→ REQUIREMENTS
Write out the records below once more, exactly as they stand.

→ SUPPLIED DATA
#####
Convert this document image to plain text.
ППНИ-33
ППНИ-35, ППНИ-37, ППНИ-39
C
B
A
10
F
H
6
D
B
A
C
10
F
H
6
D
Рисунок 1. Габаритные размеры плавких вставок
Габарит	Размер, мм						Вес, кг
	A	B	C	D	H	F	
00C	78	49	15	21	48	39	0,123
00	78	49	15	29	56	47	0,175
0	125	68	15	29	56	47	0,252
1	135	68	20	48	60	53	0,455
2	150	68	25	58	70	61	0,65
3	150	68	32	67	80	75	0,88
#####
→ RESULT OF THIS EXERCISE
Convert this document image to plain text.
ППНИ-33
ППНИ-35, ППНИ-37, ППНИ-39
C
B
A
10
F
H
6
D
B
A
C
10
F
H
6
D
Рисунок 1. Габаритные размеры плавких вставок
Габарит	Размер, мм						Вес, кг
	A	B	C	D	H	F	
00C	78	49	15	21	48	39	0,123
00	78	49	15	29	56	47	0,175
0	125	68	15	29	56	47	0,252
1	135	68	20	48	60	53	0,455
2	150	68	25	58	70	61	0,65
3	150	68	32	67	80	75	0,88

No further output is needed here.